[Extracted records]
- - - -
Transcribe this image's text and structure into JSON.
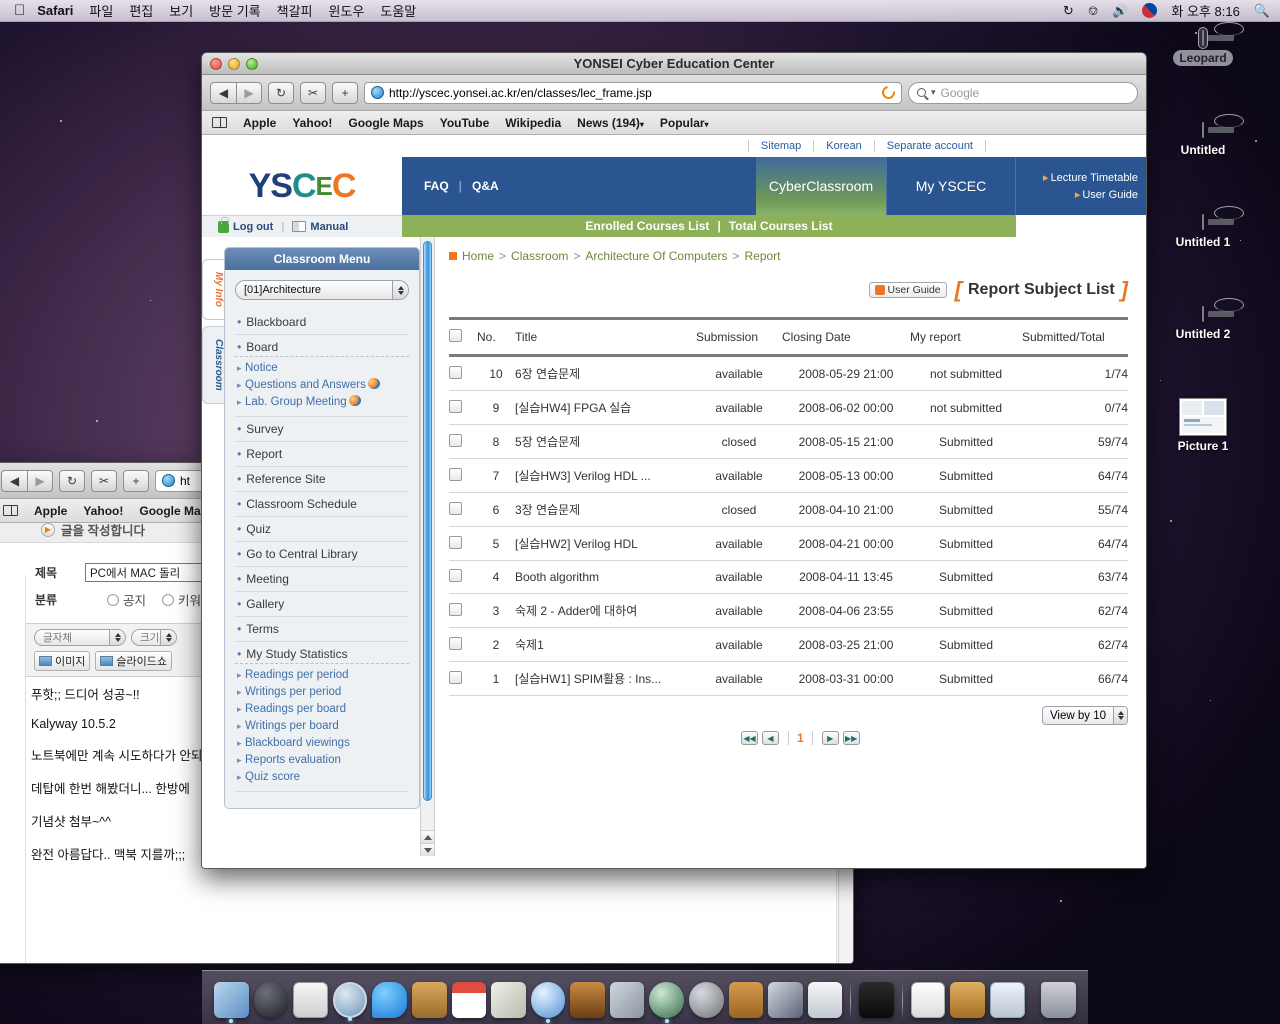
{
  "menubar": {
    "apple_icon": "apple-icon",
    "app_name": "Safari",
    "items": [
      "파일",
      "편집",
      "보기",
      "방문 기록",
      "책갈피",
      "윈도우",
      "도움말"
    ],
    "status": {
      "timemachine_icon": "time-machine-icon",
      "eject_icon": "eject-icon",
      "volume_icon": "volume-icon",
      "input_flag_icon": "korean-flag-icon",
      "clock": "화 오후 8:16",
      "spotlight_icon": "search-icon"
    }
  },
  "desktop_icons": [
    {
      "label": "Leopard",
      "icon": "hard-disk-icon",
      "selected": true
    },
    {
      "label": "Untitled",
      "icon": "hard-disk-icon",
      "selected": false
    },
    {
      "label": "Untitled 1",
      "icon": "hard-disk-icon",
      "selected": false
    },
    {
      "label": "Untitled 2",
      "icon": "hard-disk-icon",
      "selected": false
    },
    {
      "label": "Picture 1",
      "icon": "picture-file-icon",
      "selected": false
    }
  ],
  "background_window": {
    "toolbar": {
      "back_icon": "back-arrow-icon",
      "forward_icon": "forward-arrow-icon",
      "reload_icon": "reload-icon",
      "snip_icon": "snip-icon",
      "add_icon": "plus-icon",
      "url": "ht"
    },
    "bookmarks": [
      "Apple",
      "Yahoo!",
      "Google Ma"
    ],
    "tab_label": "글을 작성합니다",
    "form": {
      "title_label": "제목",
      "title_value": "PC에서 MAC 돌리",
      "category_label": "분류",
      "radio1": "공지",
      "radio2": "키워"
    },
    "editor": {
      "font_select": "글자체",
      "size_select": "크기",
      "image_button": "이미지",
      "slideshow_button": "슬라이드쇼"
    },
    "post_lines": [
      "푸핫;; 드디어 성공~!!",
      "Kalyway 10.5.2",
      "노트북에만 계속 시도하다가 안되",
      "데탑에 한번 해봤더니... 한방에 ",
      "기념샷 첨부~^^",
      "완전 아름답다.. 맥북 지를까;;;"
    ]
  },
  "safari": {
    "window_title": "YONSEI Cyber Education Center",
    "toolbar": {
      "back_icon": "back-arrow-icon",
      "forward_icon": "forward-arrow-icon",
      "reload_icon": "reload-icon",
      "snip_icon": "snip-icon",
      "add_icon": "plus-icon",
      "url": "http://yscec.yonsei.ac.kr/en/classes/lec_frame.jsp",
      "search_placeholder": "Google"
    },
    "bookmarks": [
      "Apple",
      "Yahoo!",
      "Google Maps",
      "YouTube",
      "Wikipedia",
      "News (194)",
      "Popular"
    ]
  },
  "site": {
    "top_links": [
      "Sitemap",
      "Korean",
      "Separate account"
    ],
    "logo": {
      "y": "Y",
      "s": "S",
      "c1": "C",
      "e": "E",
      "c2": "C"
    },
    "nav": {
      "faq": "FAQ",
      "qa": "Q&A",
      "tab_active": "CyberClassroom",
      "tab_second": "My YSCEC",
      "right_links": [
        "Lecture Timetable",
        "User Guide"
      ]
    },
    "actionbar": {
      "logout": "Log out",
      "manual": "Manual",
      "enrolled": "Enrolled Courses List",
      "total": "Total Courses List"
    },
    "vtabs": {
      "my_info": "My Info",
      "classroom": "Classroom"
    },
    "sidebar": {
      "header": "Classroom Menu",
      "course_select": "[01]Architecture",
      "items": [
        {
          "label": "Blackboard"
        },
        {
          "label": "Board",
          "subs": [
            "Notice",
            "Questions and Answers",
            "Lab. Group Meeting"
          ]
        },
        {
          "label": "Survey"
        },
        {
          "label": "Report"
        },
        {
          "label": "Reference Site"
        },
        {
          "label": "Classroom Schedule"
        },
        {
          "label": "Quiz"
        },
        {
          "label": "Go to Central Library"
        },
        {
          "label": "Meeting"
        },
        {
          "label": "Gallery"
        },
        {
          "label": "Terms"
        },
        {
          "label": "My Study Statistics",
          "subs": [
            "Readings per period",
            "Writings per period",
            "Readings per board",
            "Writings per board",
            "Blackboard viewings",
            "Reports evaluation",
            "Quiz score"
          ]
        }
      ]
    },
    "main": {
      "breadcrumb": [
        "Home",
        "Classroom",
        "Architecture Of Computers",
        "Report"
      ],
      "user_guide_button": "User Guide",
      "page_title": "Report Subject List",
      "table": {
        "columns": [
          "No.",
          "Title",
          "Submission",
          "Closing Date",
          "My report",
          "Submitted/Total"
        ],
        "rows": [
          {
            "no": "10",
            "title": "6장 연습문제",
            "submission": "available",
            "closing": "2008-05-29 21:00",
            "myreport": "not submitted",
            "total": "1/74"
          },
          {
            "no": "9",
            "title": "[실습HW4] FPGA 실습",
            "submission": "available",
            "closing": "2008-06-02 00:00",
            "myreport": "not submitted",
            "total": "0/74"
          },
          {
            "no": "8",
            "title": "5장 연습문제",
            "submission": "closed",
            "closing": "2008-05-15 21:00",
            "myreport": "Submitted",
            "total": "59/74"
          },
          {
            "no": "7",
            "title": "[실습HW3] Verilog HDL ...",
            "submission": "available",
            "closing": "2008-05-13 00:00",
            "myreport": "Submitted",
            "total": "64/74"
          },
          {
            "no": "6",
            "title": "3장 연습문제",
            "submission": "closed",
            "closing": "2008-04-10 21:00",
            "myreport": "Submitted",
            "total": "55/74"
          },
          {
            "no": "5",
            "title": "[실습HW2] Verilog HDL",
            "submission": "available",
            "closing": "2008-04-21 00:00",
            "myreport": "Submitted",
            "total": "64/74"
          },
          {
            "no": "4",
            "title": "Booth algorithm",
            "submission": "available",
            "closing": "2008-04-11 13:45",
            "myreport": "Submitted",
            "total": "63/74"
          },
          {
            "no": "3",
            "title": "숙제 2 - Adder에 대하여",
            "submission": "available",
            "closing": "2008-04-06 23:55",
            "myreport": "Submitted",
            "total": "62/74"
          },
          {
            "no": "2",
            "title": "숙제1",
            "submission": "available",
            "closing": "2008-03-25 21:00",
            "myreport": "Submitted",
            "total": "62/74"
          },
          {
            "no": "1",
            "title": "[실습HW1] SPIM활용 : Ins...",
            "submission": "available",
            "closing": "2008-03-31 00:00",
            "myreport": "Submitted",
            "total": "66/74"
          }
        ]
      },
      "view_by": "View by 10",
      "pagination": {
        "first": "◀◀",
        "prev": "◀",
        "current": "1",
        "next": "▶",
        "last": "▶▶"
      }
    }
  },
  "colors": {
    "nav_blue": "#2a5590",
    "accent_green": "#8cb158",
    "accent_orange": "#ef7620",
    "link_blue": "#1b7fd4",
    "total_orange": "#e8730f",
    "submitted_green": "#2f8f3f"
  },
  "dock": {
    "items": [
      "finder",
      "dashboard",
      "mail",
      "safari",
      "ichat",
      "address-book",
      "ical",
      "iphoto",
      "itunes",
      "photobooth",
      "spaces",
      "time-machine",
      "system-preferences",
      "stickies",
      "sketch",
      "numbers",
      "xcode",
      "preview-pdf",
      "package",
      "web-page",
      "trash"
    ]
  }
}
- - - -
Leaving out the pictures, repeat the data above exactly.

Transcribe this image's text and structure into JSON.
{
  "menubar": {
    "apple_icon": "apple-icon",
    "app_name": "Safari",
    "items": [
      "파일",
      "편집",
      "보기",
      "방문 기록",
      "책갈피",
      "윈도우",
      "도움말"
    ],
    "status": {
      "timemachine_icon": "time-machine-icon",
      "eject_icon": "eject-icon",
      "volume_icon": "volume-icon",
      "input_flag_icon": "korean-flag-icon",
      "clock": "화 오후 8:16",
      "spotlight_icon": "search-icon"
    }
  },
  "desktop_icons": [
    {
      "label": "Leopard",
      "icon": "hard-disk-icon",
      "selected": true
    },
    {
      "label": "Untitled",
      "icon": "hard-disk-icon",
      "selected": false
    },
    {
      "label": "Untitled 1",
      "icon": "hard-disk-icon",
      "selected": false
    },
    {
      "label": "Untitled 2",
      "icon": "hard-disk-icon",
      "selected": false
    },
    {
      "label": "Picture 1",
      "icon": "picture-file-icon",
      "selected": false
    }
  ],
  "background_window": {
    "toolbar": {
      "back_icon": "back-arrow-icon",
      "forward_icon": "forward-arrow-icon",
      "reload_icon": "reload-icon",
      "snip_icon": "snip-icon",
      "add_icon": "plus-icon",
      "url": "ht"
    },
    "bookmarks": [
      "Apple",
      "Yahoo!",
      "Google Ma"
    ],
    "tab_label": "글을 작성합니다",
    "form": {
      "title_label": "제목",
      "title_value": "PC에서 MAC 돌리",
      "category_label": "분류",
      "radio1": "공지",
      "radio2": "키워"
    },
    "editor": {
      "font_select": "글자체",
      "size_select": "크기",
      "image_button": "이미지",
      "slideshow_button": "슬라이드쇼"
    },
    "post_lines": [
      "푸핫;; 드디어 성공~!!",
      "Kalyway 10.5.2",
      "노트북에만 계속 시도하다가 안되",
      "데탑에 한번 해봤더니... 한방에 ",
      "기념샷 첨부~^^",
      "완전 아름답다.. 맥북 지를까;;;"
    ]
  },
  "safari": {
    "window_title": "YONSEI Cyber Education Center",
    "toolbar": {
      "back_icon": "back-arrow-icon",
      "forward_icon": "forward-arrow-icon",
      "reload_icon": "reload-icon",
      "snip_icon": "snip-icon",
      "add_icon": "plus-icon",
      "url": "http://yscec.yonsei.ac.kr/en/classes/lec_frame.jsp",
      "search_placeholder": "Google"
    },
    "bookmarks": [
      "Apple",
      "Yahoo!",
      "Google Maps",
      "YouTube",
      "Wikipedia",
      "News (194)",
      "Popular"
    ]
  },
  "site": {
    "top_links": [
      "Sitemap",
      "Korean",
      "Separate account"
    ],
    "logo": {
      "y": "Y",
      "s": "S",
      "c1": "C",
      "e": "E",
      "c2": "C"
    },
    "nav": {
      "faq": "FAQ",
      "qa": "Q&A",
      "tab_active": "CyberClassroom",
      "tab_second": "My YSCEC",
      "right_links": [
        "Lecture Timetable",
        "User Guide"
      ]
    },
    "actionbar": {
      "logout": "Log out",
      "manual": "Manual",
      "enrolled": "Enrolled Courses List",
      "total": "Total Courses List"
    },
    "vtabs": {
      "my_info": "My Info",
      "classroom": "Classroom"
    },
    "sidebar": {
      "header": "Classroom Menu",
      "course_select": "[01]Architecture",
      "items": [
        {
          "label": "Blackboard"
        },
        {
          "label": "Board",
          "subs": [
            "Notice",
            "Questions and Answers",
            "Lab. Group Meeting"
          ]
        },
        {
          "label": "Survey"
        },
        {
          "label": "Report"
        },
        {
          "label": "Reference Site"
        },
        {
          "label": "Classroom Schedule"
        },
        {
          "label": "Quiz"
        },
        {
          "label": "Go to Central Library"
        },
        {
          "label": "Meeting"
        },
        {
          "label": "Gallery"
        },
        {
          "label": "Terms"
        },
        {
          "label": "My Study Statistics",
          "subs": [
            "Readings per period",
            "Writings per period",
            "Readings per board",
            "Writings per board",
            "Blackboard viewings",
            "Reports evaluation",
            "Quiz score"
          ]
        }
      ]
    },
    "main": {
      "breadcrumb": [
        "Home",
        "Classroom",
        "Architecture Of Computers",
        "Report"
      ],
      "user_guide_button": "User Guide",
      "page_title": "Report Subject List",
      "table": {
        "columns": [
          "No.",
          "Title",
          "Submission",
          "Closing Date",
          "My report",
          "Submitted/Total"
        ],
        "rows": [
          {
            "no": "10",
            "title": "6장 연습문제",
            "submission": "available",
            "closing": "2008-05-29 21:00",
            "myreport": "not submitted",
            "total": "1/74"
          },
          {
            "no": "9",
            "title": "[실습HW4] FPGA 실습",
            "submission": "available",
            "closing": "2008-06-02 00:00",
            "myreport": "not submitted",
            "total": "0/74"
          },
          {
            "no": "8",
            "title": "5장 연습문제",
            "submission": "closed",
            "closing": "2008-05-15 21:00",
            "myreport": "Submitted",
            "total": "59/74"
          },
          {
            "no": "7",
            "title": "[실습HW3] Verilog HDL ...",
            "submission": "available",
            "closing": "2008-05-13 00:00",
            "myreport": "Submitted",
            "total": "64/74"
          },
          {
            "no": "6",
            "title": "3장 연습문제",
            "submission": "closed",
            "closing": "2008-04-10 21:00",
            "myreport": "Submitted",
            "total": "55/74"
          },
          {
            "no": "5",
            "title": "[실습HW2] Verilog HDL",
            "submission": "available",
            "closing": "2008-04-21 00:00",
            "myreport": "Submitted",
            "total": "64/74"
          },
          {
            "no": "4",
            "title": "Booth algorithm",
            "submission": "available",
            "closing": "2008-04-11 13:45",
            "myreport": "Submitted",
            "total": "63/74"
          },
          {
            "no": "3",
            "title": "숙제 2 - Adder에 대하여",
            "submission": "available",
            "closing": "2008-04-06 23:55",
            "myreport": "Submitted",
            "total": "62/74"
          },
          {
            "no": "2",
            "title": "숙제1",
            "submission": "available",
            "closing": "2008-03-25 21:00",
            "myreport": "Submitted",
            "total": "62/74"
          },
          {
            "no": "1",
            "title": "[실습HW1] SPIM활용 : Ins...",
            "submission": "available",
            "closing": "2008-03-31 00:00",
            "myreport": "Submitted",
            "total": "66/74"
          }
        ]
      },
      "view_by": "View by 10",
      "pagination": {
        "first": "◀◀",
        "prev": "◀",
        "current": "1",
        "next": "▶",
        "last": "▶▶"
      }
    }
  },
  "colors": {
    "nav_blue": "#2a5590",
    "accent_green": "#8cb158",
    "accent_orange": "#ef7620",
    "link_blue": "#1b7fd4",
    "total_orange": "#e8730f",
    "submitted_green": "#2f8f3f"
  },
  "dock": {
    "items": [
      "finder",
      "dashboard",
      "mail",
      "safari",
      "ichat",
      "address-book",
      "ical",
      "iphoto",
      "itunes",
      "photobooth",
      "spaces",
      "time-machine",
      "system-preferences",
      "stickies",
      "sketch",
      "numbers",
      "xcode",
      "preview-pdf",
      "package",
      "web-page",
      "trash"
    ]
  }
}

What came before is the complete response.